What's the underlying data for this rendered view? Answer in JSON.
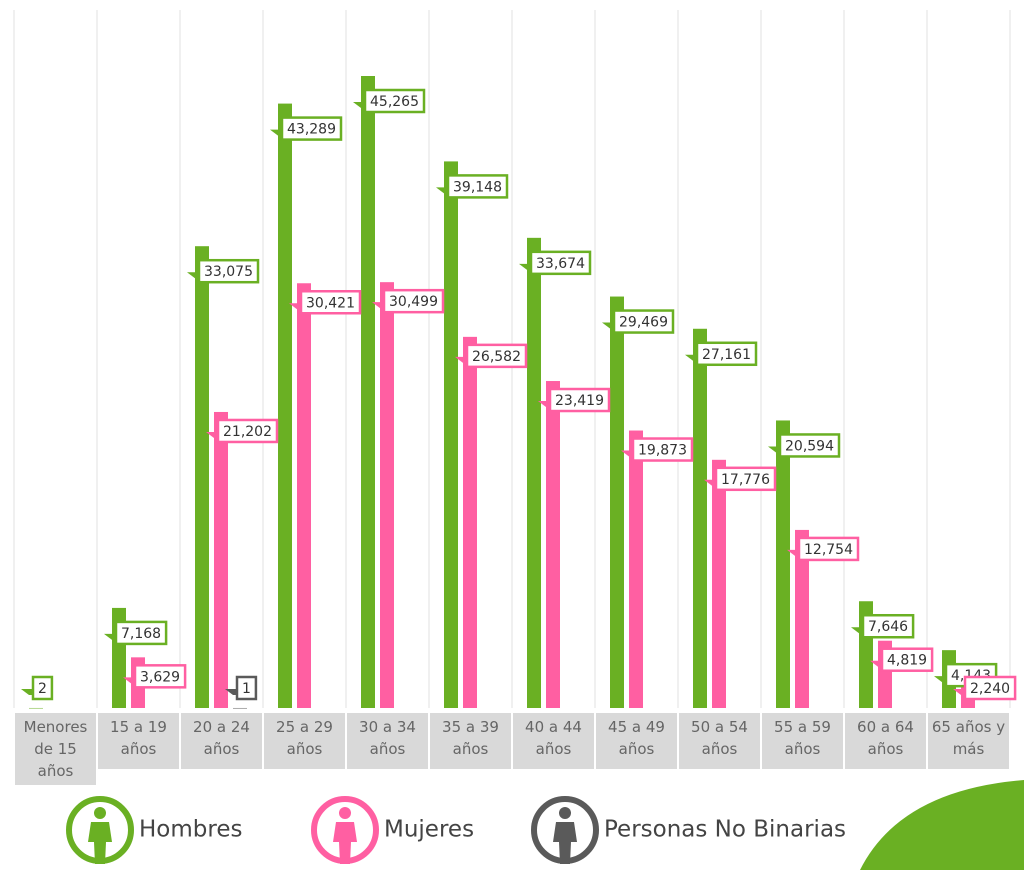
{
  "chart_data": {
    "type": "bar",
    "categories": [
      "Menores de 15 años",
      "15 a 19 años",
      "20 a 24 años",
      "25 a 29 años",
      "30 a 34 años",
      "35 a 39 años",
      "40 a 44 años",
      "45 a 49 años",
      "50 a 54 años",
      "55 a 59 años",
      "60 a 64 años",
      "65 años y más"
    ],
    "series": [
      {
        "name": "Hombres",
        "color": "#6ab023",
        "values": [
          2,
          7168,
          33075,
          43289,
          45265,
          39148,
          33674,
          29469,
          27161,
          20594,
          7646,
          4143
        ],
        "value_labels": [
          "2",
          "7,168",
          "33,075",
          "43,289",
          "45,265",
          "39,148",
          "33,674",
          "29,469",
          "27,161",
          "20,594",
          "7,646",
          "4,143"
        ]
      },
      {
        "name": "Mujeres",
        "color": "#ff5fa2",
        "values": [
          null,
          3629,
          21202,
          30421,
          30499,
          26582,
          23419,
          19873,
          17776,
          12754,
          4819,
          2240
        ],
        "value_labels": [
          null,
          "3,629",
          "21,202",
          "30,421",
          "30,499",
          "26,582",
          "23,419",
          "19,873",
          "17,776",
          "12,754",
          "4,819",
          "2,240"
        ]
      },
      {
        "name": "Personas No Binarias",
        "color": "#5a5a5a",
        "values": [
          null,
          null,
          1,
          null,
          null,
          null,
          null,
          null,
          null,
          null,
          null,
          null
        ],
        "value_labels": [
          null,
          null,
          "1",
          null,
          null,
          null,
          null,
          null,
          null,
          null,
          null,
          null
        ]
      }
    ],
    "grid": true
  }
}
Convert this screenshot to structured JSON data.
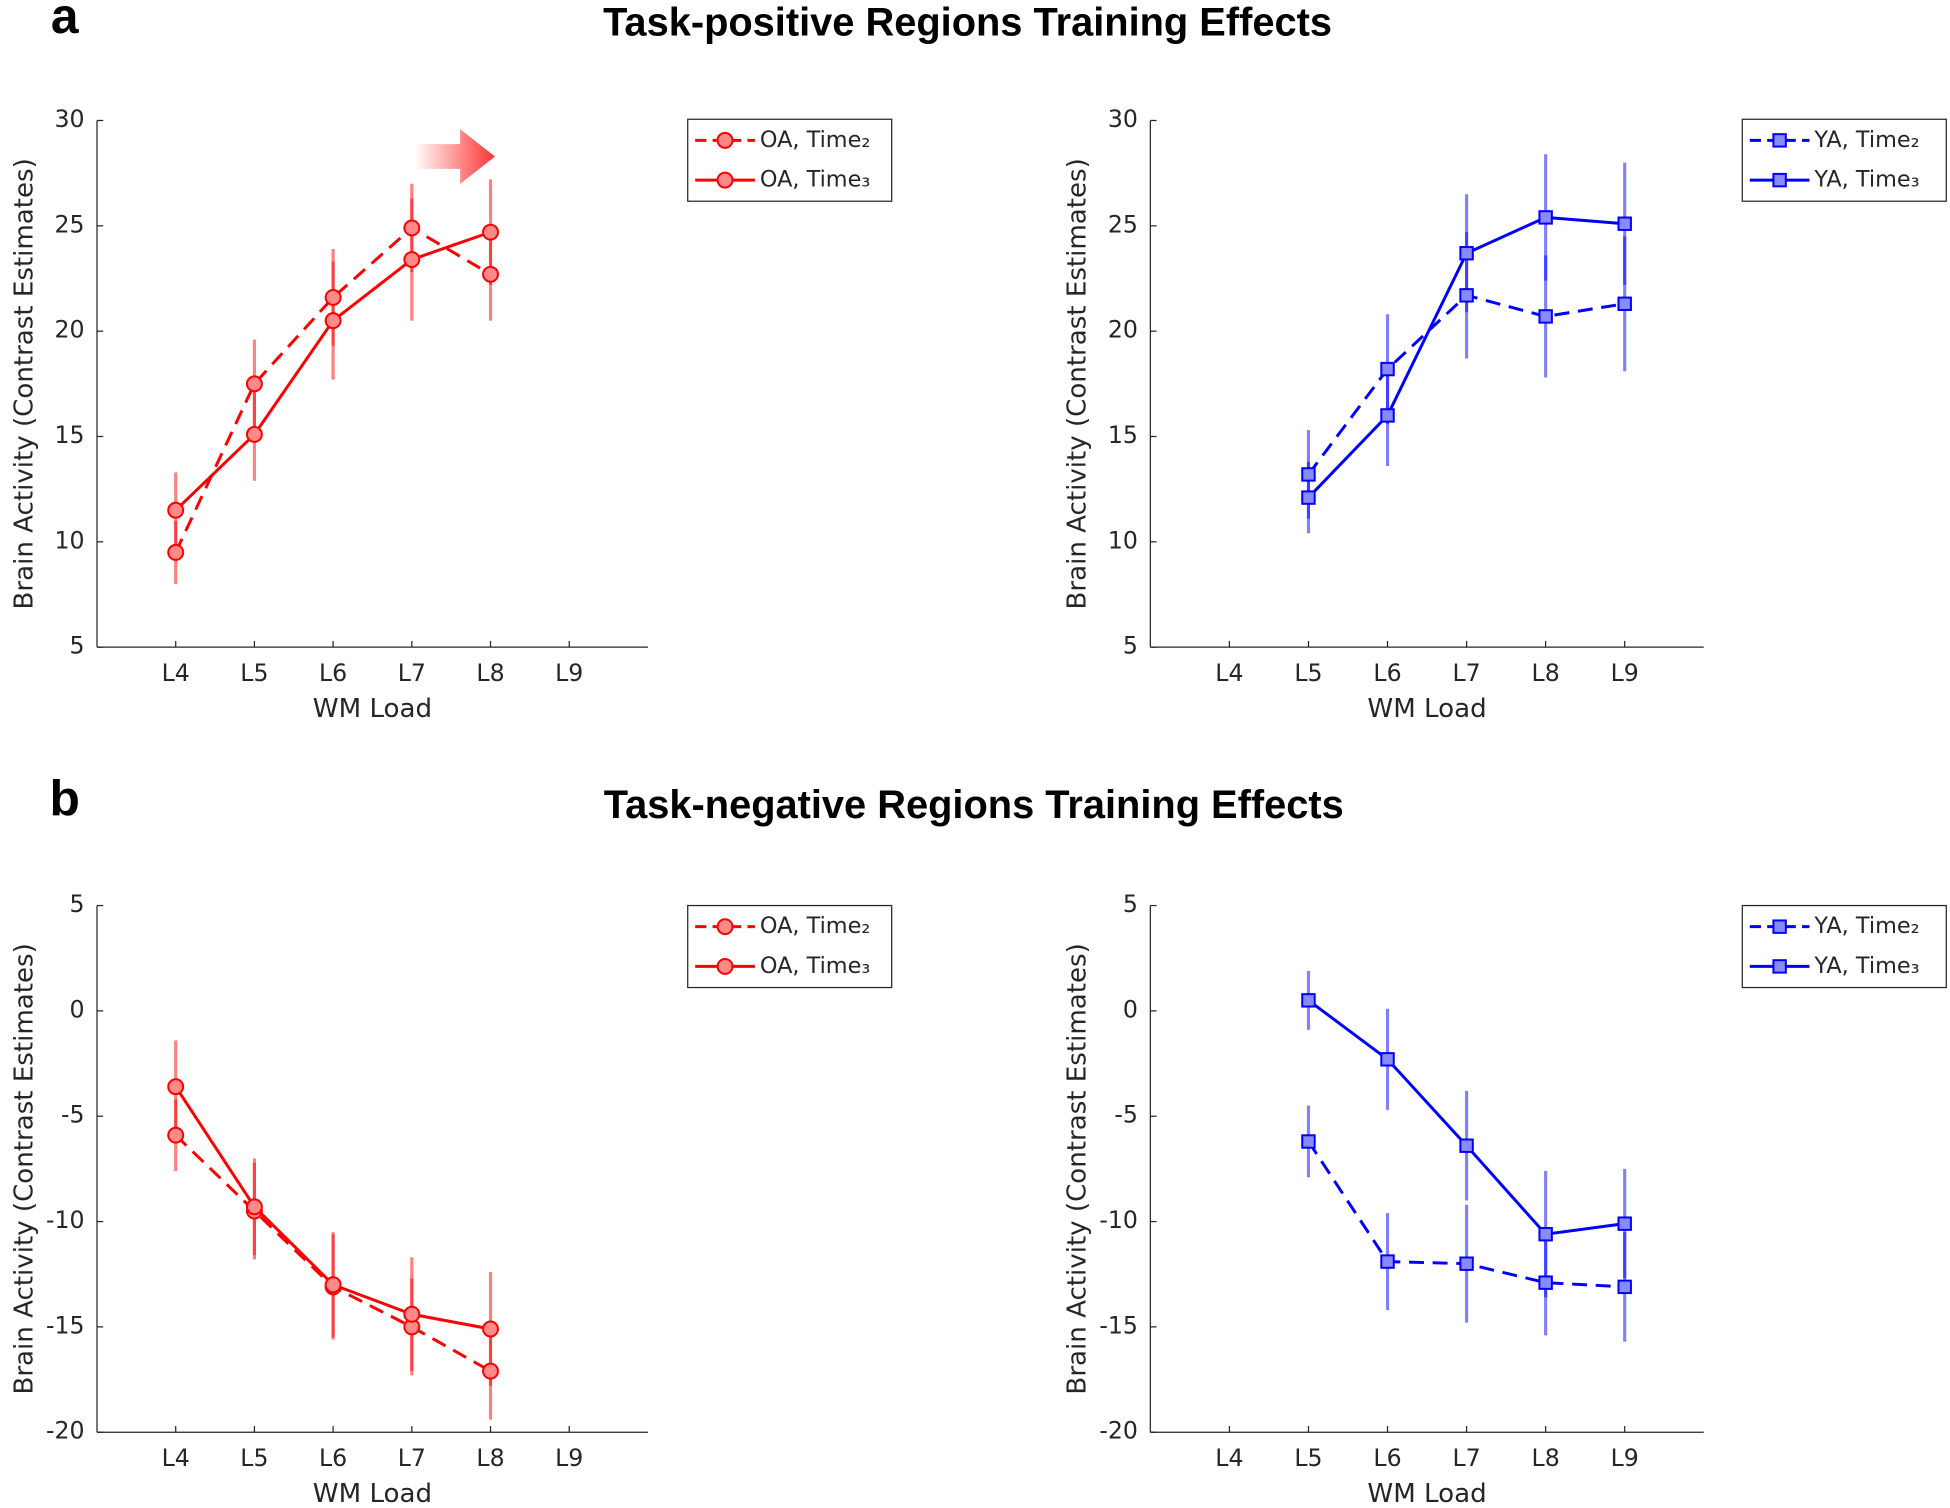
{
  "figure": {
    "panels": [
      {
        "label": "a",
        "title": "Task-positive Regions Training Effects"
      },
      {
        "label": "b",
        "title": "Task-negative Regions Training Effects"
      }
    ]
  },
  "chart_data": [
    {
      "type": "line",
      "xlabel": "WM Load",
      "ylabel": "Brain Activity (Contrast Estimates)",
      "categories": [
        "L4",
        "L5",
        "L6",
        "L7",
        "L8",
        "L9"
      ],
      "ylim": [
        5,
        30
      ],
      "yticks": [
        5,
        10,
        15,
        20,
        25,
        30
      ],
      "legend": "outside",
      "marker": "o",
      "series": [
        {
          "name": "OA, Time₂",
          "color": "#ff0000",
          "linestyle": "dashed",
          "values": [
            9.5,
            17.5,
            21.6,
            24.9,
            22.7,
            null
          ],
          "errors": [
            1.5,
            2.1,
            2.3,
            2.1,
            2.2,
            null
          ]
        },
        {
          "name": "OA, Time₃",
          "color": "#ff0000",
          "linestyle": "solid",
          "values": [
            11.5,
            15.1,
            20.5,
            23.4,
            24.7,
            null
          ],
          "errors": [
            1.8,
            2.2,
            2.8,
            2.9,
            2.5,
            null
          ]
        }
      ]
    },
    {
      "type": "line",
      "xlabel": "WM Load",
      "ylabel": "Brain Activity (Contrast Estimates)",
      "categories": [
        "L4",
        "L5",
        "L6",
        "L7",
        "L8",
        "L9"
      ],
      "ylim": [
        5,
        30
      ],
      "yticks": [
        5,
        10,
        15,
        20,
        25,
        30
      ],
      "legend": "outside",
      "marker": "s",
      "series": [
        {
          "name": "YA, Time₂",
          "color": "#0000ff",
          "linestyle": "dashed",
          "values": [
            null,
            13.2,
            18.2,
            21.7,
            20.7,
            21.3
          ],
          "errors": [
            null,
            2.1,
            2.6,
            3.0,
            2.9,
            3.2
          ]
        },
        {
          "name": "YA, Time₃",
          "color": "#0000ff",
          "linestyle": "solid",
          "values": [
            null,
            12.1,
            16.0,
            23.7,
            25.4,
            25.1
          ],
          "errors": [
            null,
            1.7,
            2.4,
            2.8,
            3.0,
            2.9
          ]
        }
      ]
    },
    {
      "type": "line",
      "xlabel": "WM Load",
      "ylabel": "Brain Activity (Contrast Estimates)",
      "categories": [
        "L4",
        "L5",
        "L6",
        "L7",
        "L8",
        "L9"
      ],
      "ylim": [
        -20,
        5
      ],
      "yticks": [
        -20,
        -15,
        -10,
        -5,
        0,
        5
      ],
      "legend": "outside",
      "marker": "o",
      "series": [
        {
          "name": "OA, Time₂",
          "color": "#ff0000",
          "linestyle": "dashed",
          "values": [
            -5.9,
            -9.5,
            -13.1,
            -15.0,
            -17.1,
            null
          ],
          "errors": [
            1.7,
            2.3,
            2.5,
            2.3,
            2.3,
            null
          ]
        },
        {
          "name": "OA, Time₃",
          "color": "#ff0000",
          "linestyle": "solid",
          "values": [
            -3.6,
            -9.3,
            -13.0,
            -14.4,
            -15.1,
            null
          ],
          "errors": [
            2.2,
            2.3,
            2.5,
            2.7,
            2.7,
            null
          ]
        }
      ]
    },
    {
      "type": "line",
      "xlabel": "WM Load",
      "ylabel": "Brain Activity (Contrast Estimates)",
      "categories": [
        "L4",
        "L5",
        "L6",
        "L7",
        "L8",
        "L9"
      ],
      "ylim": [
        -20,
        5
      ],
      "yticks": [
        -20,
        -15,
        -10,
        -5,
        0,
        5
      ],
      "legend": "outside",
      "marker": "s",
      "series": [
        {
          "name": "YA, Time₂",
          "color": "#0000ff",
          "linestyle": "dashed",
          "values": [
            null,
            -6.2,
            -11.9,
            -12.0,
            -12.9,
            -13.1
          ],
          "errors": [
            null,
            1.7,
            2.3,
            2.8,
            2.5,
            2.6
          ]
        },
        {
          "name": "YA, Time₃",
          "color": "#0000ff",
          "linestyle": "solid",
          "values": [
            null,
            0.5,
            -2.3,
            -6.4,
            -10.6,
            -10.1
          ],
          "errors": [
            null,
            1.4,
            2.4,
            2.6,
            3.0,
            2.6
          ]
        }
      ]
    }
  ]
}
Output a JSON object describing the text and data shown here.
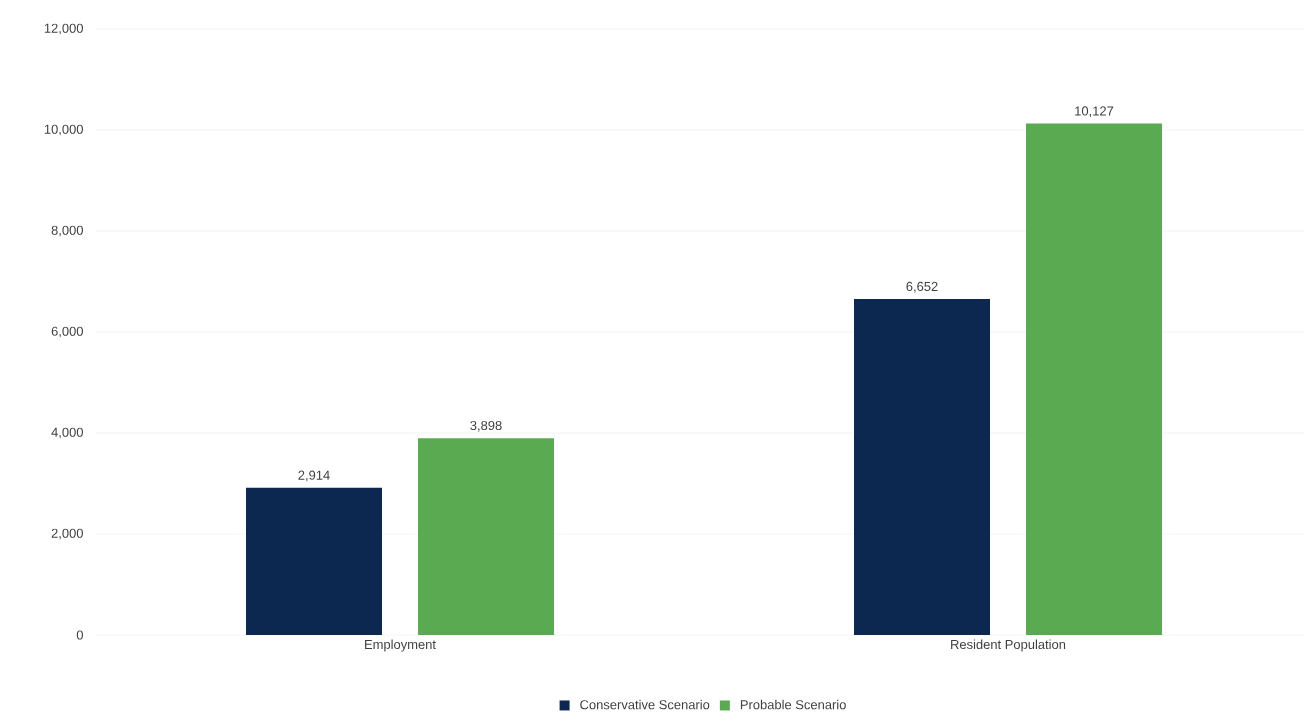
{
  "chart_data": {
    "type": "bar",
    "categories": [
      "Employment",
      "Resident Population"
    ],
    "series": [
      {
        "name": "Conservative Scenario",
        "color": "#0c2850",
        "values": [
          2914,
          6652
        ],
        "value_labels": [
          "2,914",
          "6,652"
        ]
      },
      {
        "name": "Probable Scenario",
        "color": "#5aaa52",
        "values": [
          3898,
          10127
        ],
        "value_labels": [
          "3,898",
          "10,127"
        ]
      }
    ],
    "ylim": [
      0,
      12000
    ],
    "yticks": [
      {
        "value": 0,
        "label": "0"
      },
      {
        "value": 2000,
        "label": "2,000"
      },
      {
        "value": 4000,
        "label": "4,000"
      },
      {
        "value": 6000,
        "label": "6,000"
      },
      {
        "value": 8000,
        "label": "8,000"
      },
      {
        "value": 10000,
        "label": "10,000"
      },
      {
        "value": 12000,
        "label": "12,000"
      }
    ],
    "grid": "y",
    "legend": "bottom"
  }
}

Problem to work on:
Your answer should be one number: how many lines in the material above contain the string "Effects".

Expected answer:
2